Leave out the pictures and copy everything else below exactly.

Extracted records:
--- Begin ---

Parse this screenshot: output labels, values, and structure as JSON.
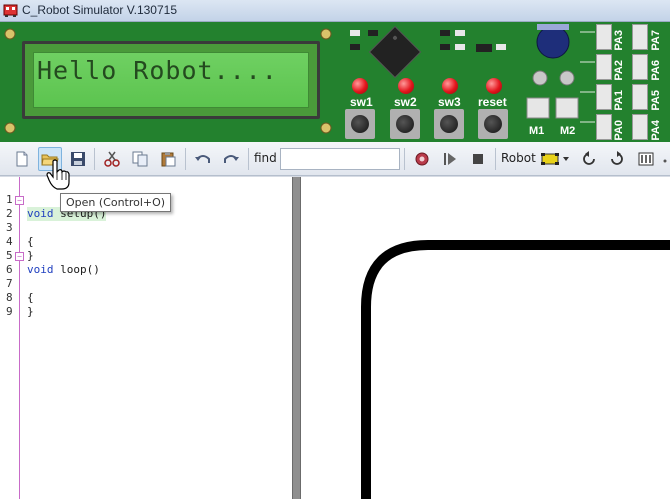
{
  "window": {
    "title": "C_Robot Simulator V.130715"
  },
  "board": {
    "lcd_text": "Hello Robot....",
    "buttons": [
      "sw1",
      "sw2",
      "sw3",
      "reset"
    ],
    "motor_labels": [
      "M1",
      "M2"
    ],
    "ports_left": [
      "PA3",
      "PA2",
      "PA1",
      "PA0"
    ],
    "ports_right": [
      "PA7",
      "PA6",
      "PA5",
      "PA4"
    ]
  },
  "toolbar": {
    "find_label": "find",
    "find_value": "",
    "robot_label": "Robot"
  },
  "tooltip": {
    "text": "Open (Control+O)"
  },
  "editor": {
    "lines": [
      {
        "num": "1",
        "text": "void setup()"
      },
      {
        "num": "2",
        "text": "{"
      },
      {
        "num": "3",
        "text": ""
      },
      {
        "num": "4",
        "text": "}"
      },
      {
        "num": "5",
        "text": "void loop()"
      },
      {
        "num": "6",
        "text": "{"
      },
      {
        "num": "7",
        "text": ""
      },
      {
        "num": "8",
        "text": "}"
      },
      {
        "num": "9",
        "text": ""
      }
    ]
  },
  "colors": {
    "board_green": "#1f7a2b",
    "lcd_green": "#5cc44f",
    "fold_magenta": "#c86bc8",
    "keyword_blue": "#1f3fbf"
  }
}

--- End ---

_Final result_
Parse this screenshot: output labels, values, and structure as JSON.
{
  "window": {
    "title": "C_Robot Simulator V.130715"
  },
  "board": {
    "lcd_text": "Hello Robot....",
    "buttons": [
      "sw1",
      "sw2",
      "sw3",
      "reset"
    ],
    "motor_labels": [
      "M1",
      "M2"
    ],
    "ports_left": [
      "PA3",
      "PA2",
      "PA1",
      "PA0"
    ],
    "ports_right": [
      "PA7",
      "PA6",
      "PA5",
      "PA4"
    ]
  },
  "toolbar": {
    "find_label": "find",
    "find_value": "",
    "robot_label": "Robot"
  },
  "tooltip": {
    "text": "Open (Control+O)"
  },
  "editor": {
    "lines": [
      {
        "num": "1",
        "text": "void setup()"
      },
      {
        "num": "2",
        "text": "{"
      },
      {
        "num": "3",
        "text": ""
      },
      {
        "num": "4",
        "text": "}"
      },
      {
        "num": "5",
        "text": "void loop()"
      },
      {
        "num": "6",
        "text": "{"
      },
      {
        "num": "7",
        "text": ""
      },
      {
        "num": "8",
        "text": "}"
      },
      {
        "num": "9",
        "text": ""
      }
    ]
  },
  "colors": {
    "board_green": "#1f7a2b",
    "lcd_green": "#5cc44f",
    "fold_magenta": "#c86bc8",
    "keyword_blue": "#1f3fbf"
  }
}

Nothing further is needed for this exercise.